>> BEGIN
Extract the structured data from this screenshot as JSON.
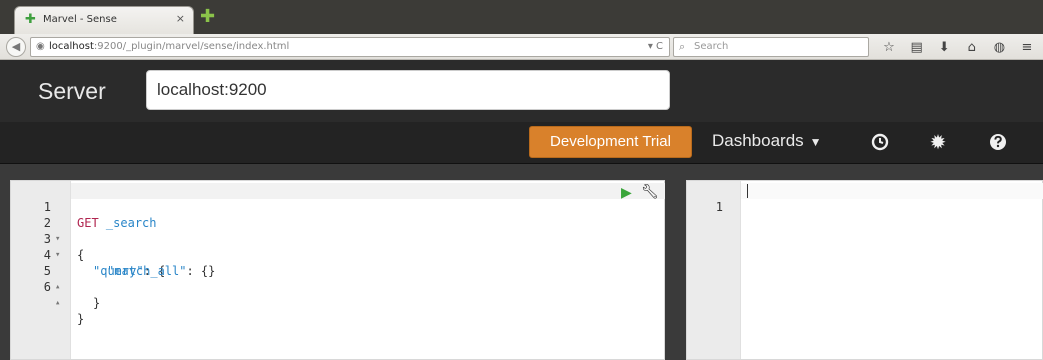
{
  "browser": {
    "tab_title": "Marvel - Sense",
    "tab_close": "×",
    "url_host": "localhost",
    "url_path": ":9200/_plugin/marvel/sense/index.html",
    "url_reload": "▾ C",
    "search_placeholder": "Search",
    "toolbar_icons": [
      "star-icon",
      "library-icon",
      "download-icon",
      "home-icon",
      "chat-icon",
      "menu-icon"
    ]
  },
  "header": {
    "server_label": "Server",
    "server_value": "localhost:9200",
    "trial_button": "Development Trial",
    "dashboards_label": "Dashboards",
    "accent_color": "#d9812b"
  },
  "editor": {
    "request_lines": [
      {
        "n": "1",
        "fold": "",
        "method": "GET",
        "path": "_search",
        "text": ""
      },
      {
        "n": "2",
        "fold": "▾",
        "text": "{"
      },
      {
        "n": "3",
        "fold": "▾",
        "key": "\"query\"",
        "text": ": {"
      },
      {
        "n": "4",
        "fold": "",
        "key": "\"match_all\"",
        "text": ": {}"
      },
      {
        "n": "5",
        "fold": "▴",
        "text": "}"
      },
      {
        "n": "6",
        "fold": "▴",
        "text": "}"
      }
    ],
    "response_line_number": "1"
  }
}
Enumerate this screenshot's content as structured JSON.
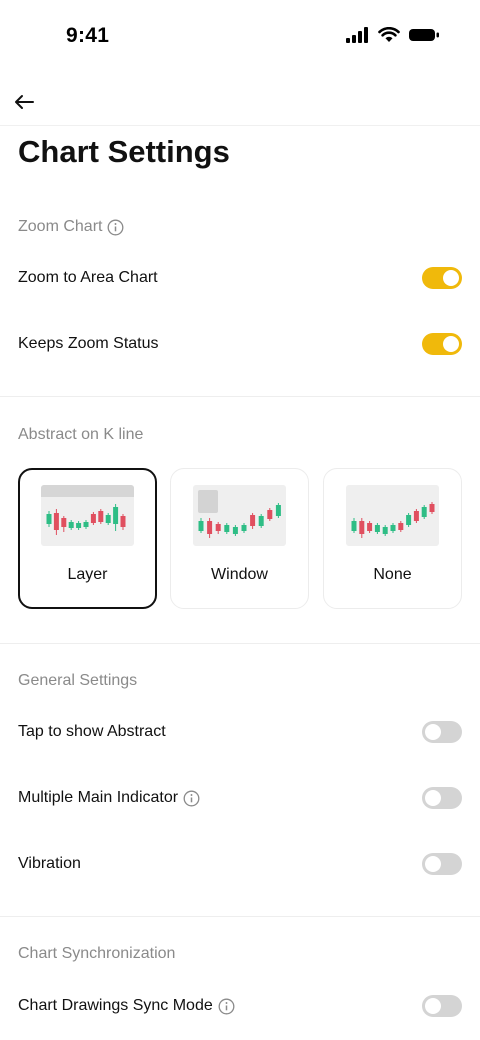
{
  "status_bar": {
    "time": "9:41"
  },
  "page": {
    "title": "Chart Settings"
  },
  "zoom_section": {
    "header": "Zoom Chart",
    "items": [
      {
        "label": "Zoom to Area Chart",
        "enabled": true
      },
      {
        "label": "Keeps Zoom Status",
        "enabled": true
      }
    ]
  },
  "abstract_section": {
    "header": "Abstract on K line",
    "options": [
      {
        "label": "Layer",
        "selected": true
      },
      {
        "label": "Window",
        "selected": false
      },
      {
        "label": "None",
        "selected": false
      }
    ]
  },
  "general_section": {
    "header": "General Settings",
    "items": [
      {
        "label": "Tap to show Abstract",
        "enabled": false
      },
      {
        "label": "Multiple Main Indicator",
        "enabled": false,
        "info_icon": true
      },
      {
        "label": "Vibration",
        "enabled": false
      }
    ]
  },
  "sync_section": {
    "header": "Chart Synchronization",
    "items": [
      {
        "label": "Chart Drawings Sync Mode",
        "enabled": false,
        "info_icon": true
      }
    ]
  },
  "colors": {
    "toggle_on": "#f0b90b",
    "toggle_off": "#d4d4d4",
    "candle_up": "#2ebd85",
    "candle_down": "#e04f5f",
    "section_header": "#8a8a8a"
  }
}
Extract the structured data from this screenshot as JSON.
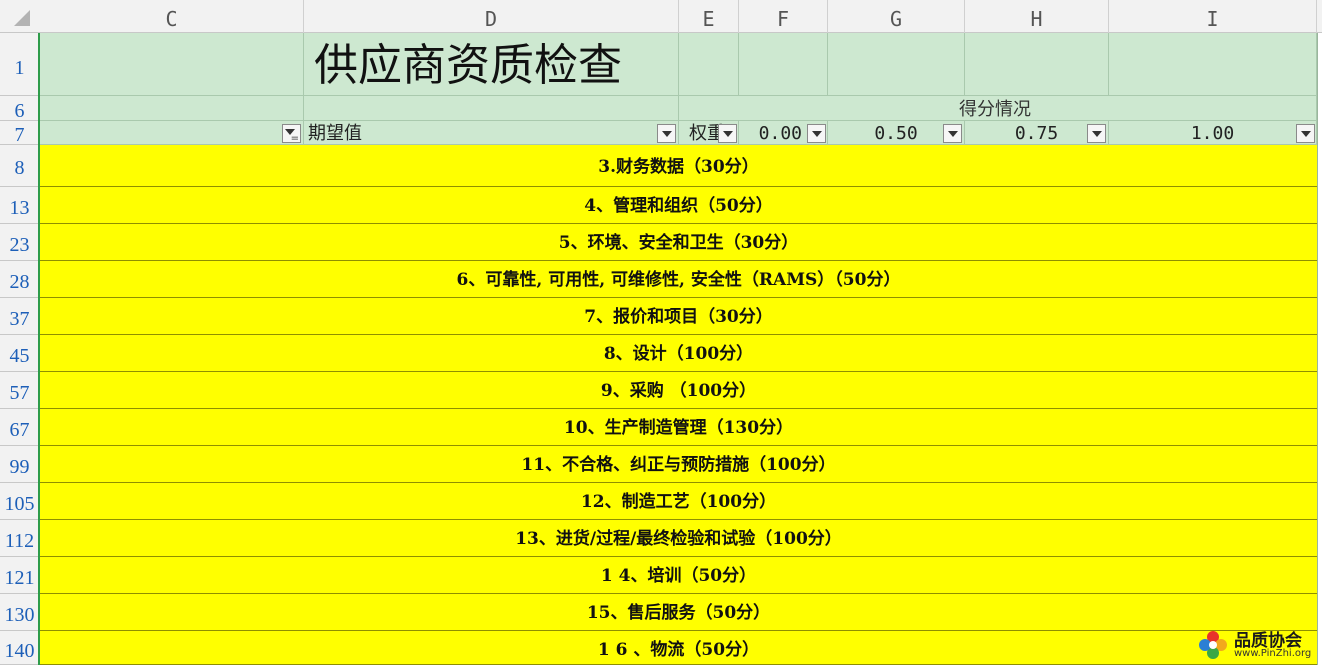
{
  "columns": {
    "c": "C",
    "d": "D",
    "e": "E",
    "f": "F",
    "g": "G",
    "h": "H",
    "i": "I"
  },
  "rows": {
    "r1": "1",
    "r6": "6",
    "r7": "7",
    "r8": "8",
    "r13": "13",
    "r23": "23",
    "r28": "28",
    "r37": "37",
    "r45": "45",
    "r57": "57",
    "r67": "67",
    "r99": "99",
    "r105": "105",
    "r112": "112",
    "r121": "121",
    "r130": "130",
    "r140": "140"
  },
  "sheet": {
    "title": "供应商资质检查",
    "score_group": "得分情况",
    "expected_value": "期望值",
    "weight": "权重",
    "score_0": "0.00",
    "score_050": "0.50",
    "score_075": "0.75",
    "score_100": "1.00"
  },
  "sections": [
    "3.财务数据（30分）",
    "4、管理和组织（50分）",
    "5、环境、安全和卫生（30分）",
    "6、可靠性, 可用性, 可维修性, 安全性（RAMS）（50分）",
    "7、报价和项目（30分）",
    "8、设计（100分）",
    "9、采购 （100分）",
    "10、生产制造管理（130分）",
    "11、不合格、纠正与预防措施（100分）",
    "12、制造工艺（100分）",
    "13、进货/过程/最终检验和试验（100分）",
    "1 4、培训（50分）",
    "15、售后服务（50分）",
    "1 6 、物流（50分）"
  ],
  "watermark": {
    "name": "品质协会",
    "url": "www.PinZhi.org"
  },
  "colors": {
    "header_green": "#cde8d0",
    "section_yellow": "#ffff00",
    "row_number_blue": "#1d5fb8"
  }
}
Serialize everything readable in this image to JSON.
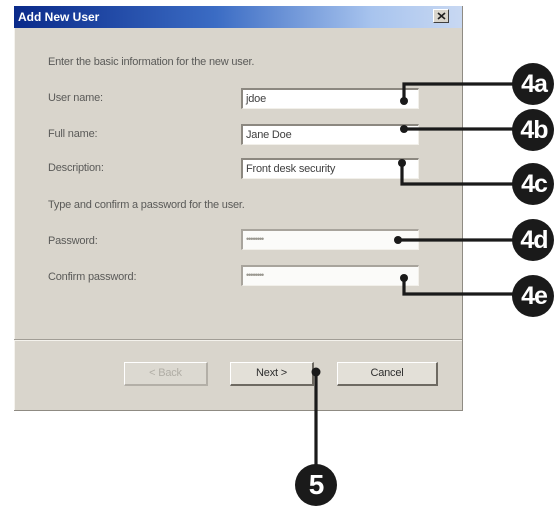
{
  "dialog": {
    "title": "Add New User",
    "intro_text": "Enter the basic information for the new user.",
    "fields": {
      "user_name": {
        "label": "User name:",
        "value": "jdoe"
      },
      "full_name": {
        "label": "Full name:",
        "value": "Jane Doe"
      },
      "description": {
        "label": "Description:",
        "value": "Front desk security"
      }
    },
    "password_intro": "Type and confirm a password for the user.",
    "password": {
      "label": "Password:",
      "value": "••••••••"
    },
    "confirm_password": {
      "label": "Confirm password:",
      "value": "••••••••"
    },
    "buttons": {
      "back": "< Back",
      "next": "Next >",
      "cancel": "Cancel"
    },
    "close_icon": "close-icon"
  },
  "callouts": {
    "user_name": "4a",
    "full_name": "4b",
    "description": "4c",
    "password": "4d",
    "confirm_password": "4e",
    "next": "5"
  },
  "colors": {
    "titlebar_start": "#0a2a8a",
    "titlebar_end": "#c8d8f2",
    "dialog_face": "#d9d5cc",
    "callout": "#1a1a1a"
  }
}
>> END
* [EXERCISE AIM]:
In your copy, repeat each record exactly and include no pictures.

* [RESULT FOR THIS TASK]:
Extract the structured data from this screenshot as JSON.
{
  "browser": {
    "tab_title": "Marvel - Sense",
    "tab_close": "×",
    "url_host": "localhost",
    "url_path": ":9200/_plugin/marvel/sense/index.html",
    "url_reload": "▾ C",
    "search_placeholder": "Search",
    "toolbar_icons": [
      "star-icon",
      "library-icon",
      "download-icon",
      "home-icon",
      "chat-icon",
      "menu-icon"
    ]
  },
  "header": {
    "server_label": "Server",
    "server_value": "localhost:9200",
    "trial_button": "Development Trial",
    "dashboards_label": "Dashboards",
    "accent_color": "#d9812b"
  },
  "editor": {
    "request_lines": [
      {
        "n": "1",
        "fold": "",
        "method": "GET",
        "path": "_search",
        "text": ""
      },
      {
        "n": "2",
        "fold": "▾",
        "text": "{"
      },
      {
        "n": "3",
        "fold": "▾",
        "key": "\"query\"",
        "text": ": {"
      },
      {
        "n": "4",
        "fold": "",
        "key": "\"match_all\"",
        "text": ": {}"
      },
      {
        "n": "5",
        "fold": "▴",
        "text": "}"
      },
      {
        "n": "6",
        "fold": "▴",
        "text": "}"
      }
    ],
    "response_line_number": "1"
  }
}
Enumerate this screenshot's content as structured JSON.
{
  "status_bar": {
    "time": "9:41"
  },
  "page": {
    "title": "Chart Settings"
  },
  "zoom_section": {
    "header": "Zoom Chart",
    "items": [
      {
        "label": "Zoom to Area Chart",
        "enabled": true
      },
      {
        "label": "Keeps Zoom Status",
        "enabled": true
      }
    ]
  },
  "abstract_section": {
    "header": "Abstract on K line",
    "options": [
      {
        "label": "Layer",
        "selected": true
      },
      {
        "label": "Window",
        "selected": false
      },
      {
        "label": "None",
        "selected": false
      }
    ]
  },
  "general_section": {
    "header": "General Settings",
    "items": [
      {
        "label": "Tap to show Abstract",
        "enabled": false
      },
      {
        "label": "Multiple Main Indicator",
        "enabled": false,
        "info_icon": true
      },
      {
        "label": "Vibration",
        "enabled": false
      }
    ]
  },
  "sync_section": {
    "header": "Chart Synchronization",
    "items": [
      {
        "label": "Chart Drawings Sync Mode",
        "enabled": false,
        "info_icon": true
      }
    ]
  },
  "colors": {
    "toggle_on": "#f0b90b",
    "toggle_off": "#d4d4d4",
    "candle_up": "#2ebd85",
    "candle_down": "#e04f5f",
    "section_header": "#8a8a8a"
  }
}
Extract the structured data from this screenshot as JSON.
{
  "columns": {
    "c": "C",
    "d": "D",
    "e": "E",
    "f": "F",
    "g": "G",
    "h": "H",
    "i": "I"
  },
  "rows": {
    "r1": "1",
    "r6": "6",
    "r7": "7",
    "r8": "8",
    "r13": "13",
    "r23": "23",
    "r28": "28",
    "r37": "37",
    "r45": "45",
    "r57": "57",
    "r67": "67",
    "r99": "99",
    "r105": "105",
    "r112": "112",
    "r121": "121",
    "r130": "130",
    "r140": "140"
  },
  "sheet": {
    "title": "供应商资质检查",
    "score_group": "得分情况",
    "expected_value": "期望值",
    "weight": "权重",
    "score_0": "0.00",
    "score_050": "0.50",
    "score_075": "0.75",
    "score_100": "1.00"
  },
  "sections": [
    "3.财务数据（30分）",
    "4、管理和组织（50分）",
    "5、环境、安全和卫生（30分）",
    "6、可靠性, 可用性, 可维修性, 安全性（RAMS）（50分）",
    "7、报价和项目（30分）",
    "8、设计（100分）",
    "9、采购 （100分）",
    "10、生产制造管理（130分）",
    "11、不合格、纠正与预防措施（100分）",
    "12、制造工艺（100分）",
    "13、进货/过程/最终检验和试验（100分）",
    "1 4、培训（50分）",
    "15、售后服务（50分）",
    "1 6 、物流（50分）"
  ],
  "watermark": {
    "name": "品质协会",
    "url": "www.PinZhi.org"
  },
  "colors": {
    "header_green": "#cde8d0",
    "section_yellow": "#ffff00",
    "row_number_blue": "#1d5fb8"
  }
}
Serialize everything readable in this image to JSON.
{
  "dialog": {
    "title": "Add New User",
    "intro_text": "Enter the basic information for the new user.",
    "fields": {
      "user_name": {
        "label": "User name:",
        "value": "jdoe"
      },
      "full_name": {
        "label": "Full name:",
        "value": "Jane Doe"
      },
      "description": {
        "label": "Description:",
        "value": "Front desk security"
      }
    },
    "password_intro": "Type and confirm a password for the user.",
    "password": {
      "label": "Password:",
      "value": "••••••••"
    },
    "confirm_password": {
      "label": "Confirm password:",
      "value": "••••••••"
    },
    "buttons": {
      "back": "< Back",
      "next": "Next >",
      "cancel": "Cancel"
    },
    "close_icon": "close-icon"
  },
  "callouts": {
    "user_name": "4a",
    "full_name": "4b",
    "description": "4c",
    "password": "4d",
    "confirm_password": "4e",
    "next": "5"
  },
  "colors": {
    "titlebar_start": "#0a2a8a",
    "titlebar_end": "#c8d8f2",
    "dialog_face": "#d9d5cc",
    "callout": "#1a1a1a"
  }
}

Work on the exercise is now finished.